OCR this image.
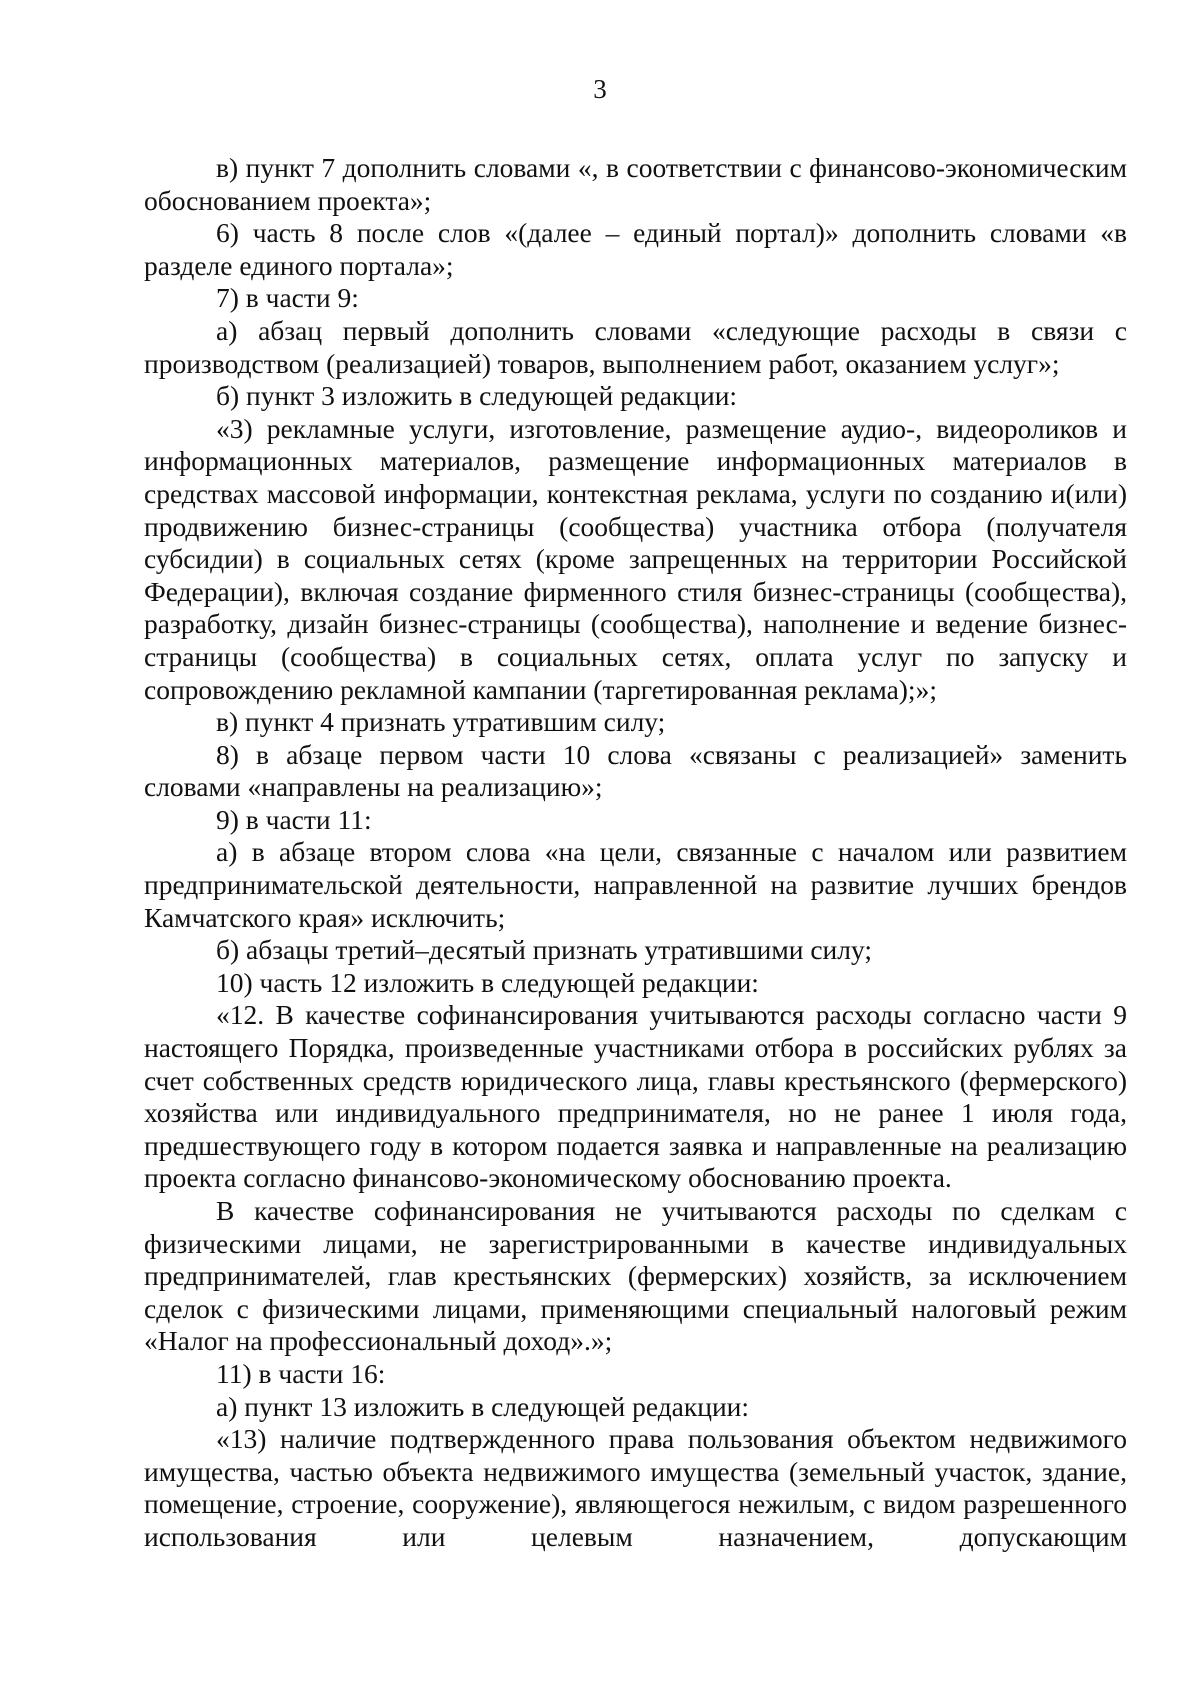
3

в) пункт 7 дополнить словами «, в соответствии с финансово-экономическим обоснованием проекта»;

6) часть 8 после слов «(далее – единый портал)» дополнить словами «в разделе единого портала»;

7) в части 9:

а) абзац первый дополнить словами «следующие расходы в связи с производством (реализацией) товаров, выполнением работ, оказанием услуг»;

б) пункт 3 изложить в следующей редакции:

«3) рекламные услуги, изготовление, размещение аудио-, видеороликов и информационных материалов, размещение информационных материалов в средствах массовой информации, контекстная реклама, услуги по созданию и(или) продвижению бизнес-страницы (сообщества) участника отбора (получателя субсидии) в социальных сетях (кроме запрещенных на территории Российской Федерации), включая создание фирменного стиля бизнес-страницы (сообщества), разработку, дизайн бизнес-страницы (сообщества), наполнение и ведение бизнес-страницы (сообщества) в социальных сетях, оплата услуг по запуску и сопровождению рекламной кампании (таргетированная реклама);»;

в) пункт 4 признать утратившим силу;

8) в абзаце первом части 10 слова «связаны с реализацией» заменить словами «направлены на реализацию»;

9) в части 11:

а) в абзаце втором слова «на цели, связанные с началом или развитием предпринимательской деятельности, направленной на развитие лучших брендов Камчатского края» исключить;

б) абзацы третий–десятый признать утратившими силу;

10) часть 12 изложить в следующей редакции:

«12. В качестве софинансирования учитываются расходы согласно части 9 настоящего Порядка, произведенные участниками отбора в российских рублях за счет собственных средств юридического лица, главы крестьянского (фермерского) хозяйства или индивидуального предпринимателя, но не ранее 1 июля года, предшествующего году в котором подается заявка и направленные на реализацию проекта согласно финансово-экономическому обоснованию проекта.

В качестве софинансирования не учитываются расходы по сделкам с физическими лицами, не зарегистрированными в качестве индивидуальных предпринимателей, глав крестьянских (фермерских) хозяйств, за исключением сделок с физическими лицами, применяющими специальный налоговый режим «Налог на профессиональный доход».»;

11) в части 16:

а) пункт 13 изложить в следующей редакции:

«13) наличие подтвержденного права пользования объектом недвижимого имущества, частью объекта недвижимого имущества (земельный участок, здание, помещение, строение, сооружение), являющегося нежилым, с видом разрешенного использования или целевым назначением, допускающим
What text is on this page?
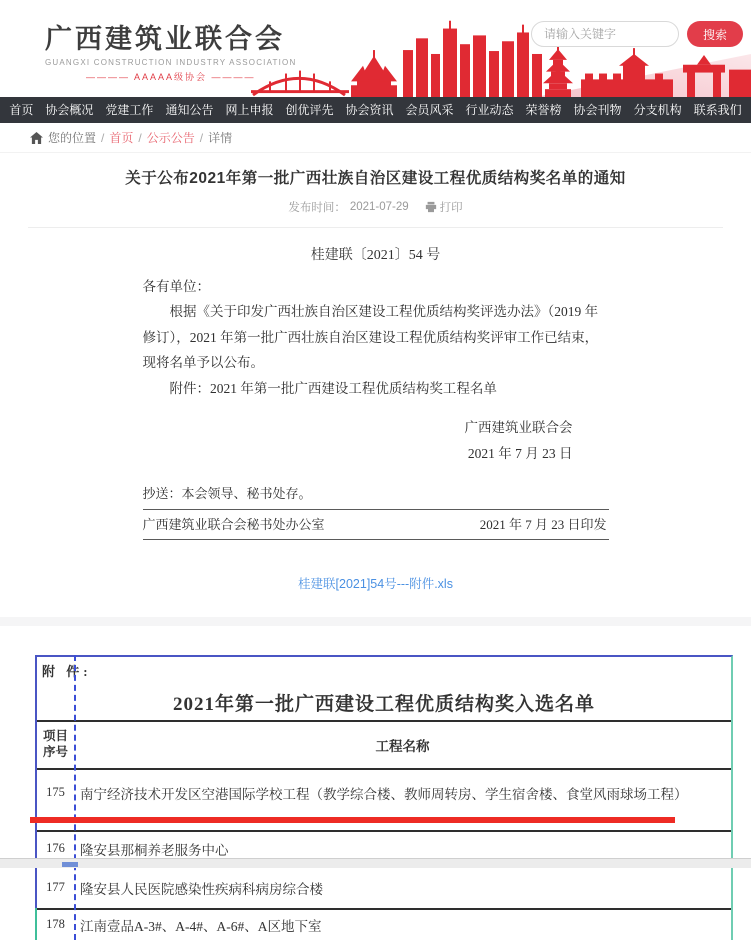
广西建筑业联合会
GUANGXI CONSTRUCTION INDUSTRY ASSOCIATION
———— AAAAA级协会 ————
请输入关键字
搜索
首页	协会概况	党建工作	通知公告	网上申报	创优评先	协会资讯	会员风采	行业动态	荣誉榜	协会刊物	分支机构	联系我们
您的位置 / 首页 / 公示公告 / 详情
关于公布2021年第一批广西壮族自治区建设工程优质结构奖名单的通知
发布时间： 2021-07-29	打印
桂建联〔2021〕54 号

各有单位：

根据《关于印发广西壮族自治区建设工程优质结构奖评选办法》（2019 年修订），2021 年第一批广西壮族自治区建设工程优质结构奖评审工作已结束，现将名单予以公布。

附件：2021 年第一批广西建设工程优质结构奖工程名单

广西建筑业联合会
2021 年 7 月 23 日
抄送：本会领导、秘书处存。
广西建筑业联合会秘书处办公室	2021 年 7 月 23 日印发
桂建联[2021]54号---附件.xls
附 件:
2021年第一批广西建设工程优质结构奖入选名单
项目序号	工程名称
175	南宁经济技术开发区空港国际学校工程（教学综合楼、教师周转房、学生宿舍楼、食堂风雨球场工程）
176	隆安县那桐养老服务中心
177	隆安县人民医院感染性疾病科病房综合楼
178	江南壹品A-3#、A-4#、A-6#、A区地下室
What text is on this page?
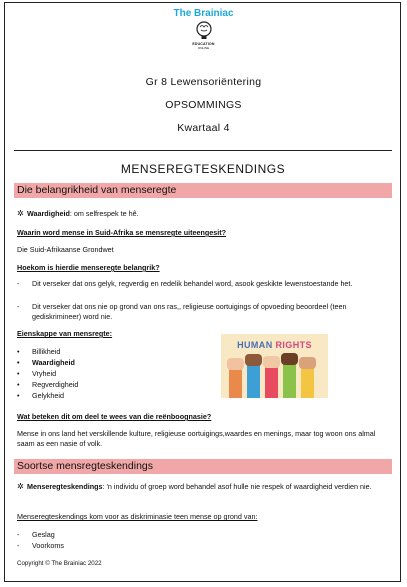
The Brainiac
EDUCATION
ONLINE
Gr 8 Lewensoriëntering
OPSOMMINGS
Kwartaal 4
MENSEREGTESKENDINGS
Die belangrikheid van menseregte
✲ Waardigheid: om selfrespek te hê.
Waarin word mense in Suid-Afrika se mensregte uiteengesit?
Die Suid-Afrikaanse Grondwet
Hoekom is hierdie menseregte belangrik?
-	Dit verseker dat ons gelyk, regverdig en redelik behandel word, asook geskikte lewenstoestande het.
-	Dit verseker dat ons nie op grond van ons ras,, religieuse oortuigings of opvoeding beoordeel (teen gediskrimineer) word nie.
Eienskappe van mensregte:
• Billikheid
• Waardigheid
• Vryheid
• Regverdigheid
• Gelykheid
HUMAN RIGHTS
Wat beteken dit om deel te wees van die reënboognasie?
Mense in ons land het verskillende kulture, religieuse oortuigings,waardes en menings, maar tog woon ons almal saam as een nasie of volk.
Soortse mensregteskendings
✲ Menseregteskendings: 'n individu of groep word behandel asof hulle nie respek of waardigheid verdien nie.
Menseregteskendings kom voor as diskriminasie teen mense op grond van:
-	Geslag
-	Voorkoms
Copyright © The Brainiac 2022
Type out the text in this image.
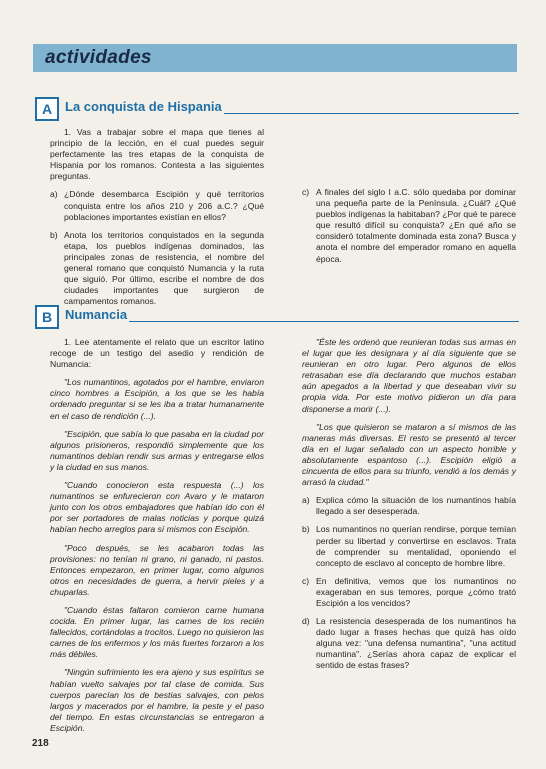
actividades
A La conquista de Hispania

1. Vas a trabajar sobre el mapa que tienes al principio de la lección, en el cual puedes seguir perfectamente las tres etapas de la conquista de Hispania por los romanos. Contesta a las siguientes preguntas.

a) ¿Dónde desembarca Escipión y qué territorios conquista entre los años 210 y 206 a.C.? ¿Qué poblaciones importantes existían en ellos?
b) Anota los territorios conquistados en la segunda etapa, los pueblos indígenas dominados, las principales zonas de resistencia, el nombre del general romano que conquistó Numancia y la ruta que siguió. Por último, escribe el nombre de dos ciudades importantes que surgieron de campamentos romanos.
c) A finales del siglo I a.C. sólo quedaba por dominar una pequeña parte de la Península. ¿Cuál? ¿Qué pueblos indígenas la habitaban? ¿Por qué te parece que resultó difícil su conquista? ¿En qué año se consideró totalmente dominada esta zona? Busca y anota el nombre del emperador romano en aquella época.
B Numancia

1. Lee atentamente el relato que un escritor latino recoge de un testigo del asedio y rendición de Numancia:

"Los numantinos, agotados por el hambre, enviaron cinco hombres a Escipión, a los que se les había ordenado preguntar si se les iba a tratar humanamente en el caso de rendición (...).

"Escipión, que sabía lo que pasaba en la ciudad por algunos prisioneros, respondió simplemente que los numantinos debían rendir sus armas y entregarse ellos y la ciudad en sus manos.

"Cuando conocieron esta respuesta (...) los numantinos se enfurecieron con Avaro y le mataron junto con los otros embajadores que habían ido con él por ser portadores de malas noticias y porque quizá habían hecho arreglos para sí mismos con Escipión.

"Poco después, se les acabaron todas las provisiones: no tenían ni grano, ni ganado, ni pastos. Entonces empezaron, en primer lugar, como algunos otros en necesidades de guerra, a hervir pieles y a chuparlas.

"Cuando éstas faltaron comieron carne humana cocida. En primer lugar, las carnes de los recién fallecidos, cortándolas a trocitos. Luego no quisieron las carnes de los enfermos y los más fuertes forzaron a los más débiles.

"Ningún sufrimiento les era ajeno y sus espíritus se habían vuelto salvajes por tal clase de comida. Sus cuerpos parecían los de bestias salvajes, con pelos largos y macerados por el hambre, la peste y el paso del tiempo. En estas circunstancias se entregaron a Escipión.

"Éste les ordenó que reunieran todas sus armas en el lugar que les designara y al día siguiente que se reunieran en otro lugar. Pero algunos de ellos retrasaban ese día declarando que muchos estaban aún apegados a la libertad y que deseaban vivir su propia vida. Por este motivo pidieron un día para disponerse a morir (...).

"Los que quisieron se mataron a sí mismos de las maneras más diversas. El resto se presentó al tercer día en el lugar señalado con un aspecto horrible y absolutamente espantoso (...). Escipión eligió a cincuenta de ellos para su triunfo, vendió a los demás y arrasó la ciudad."

a) Explica cómo la situación de los numantinos había llegado a ser desesperada.
b) Los numantinos no querían rendirse, porque temían perder su libertad y convertirse en esclavos. Trata de comprender su mentalidad, oponiendo el concepto de esclavo al concepto de hombre libre.
c) En definitiva, vemos que los numantinos no exageraban en sus temores, porque ¿cómo trató Escipión a los vencidos?
d) La resistencia desesperada de los numantinos ha dado lugar a frases hechas que quizá has oído alguna vez: "una defensa numantina", "una actitud numantina". ¿Serías ahora capaz de explicar el sentido de estas frases?
218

▶ _Written task_: Work out how many lines of the data above contain the string "редакции" and give the number alone.

▶ _Worked answer_: 3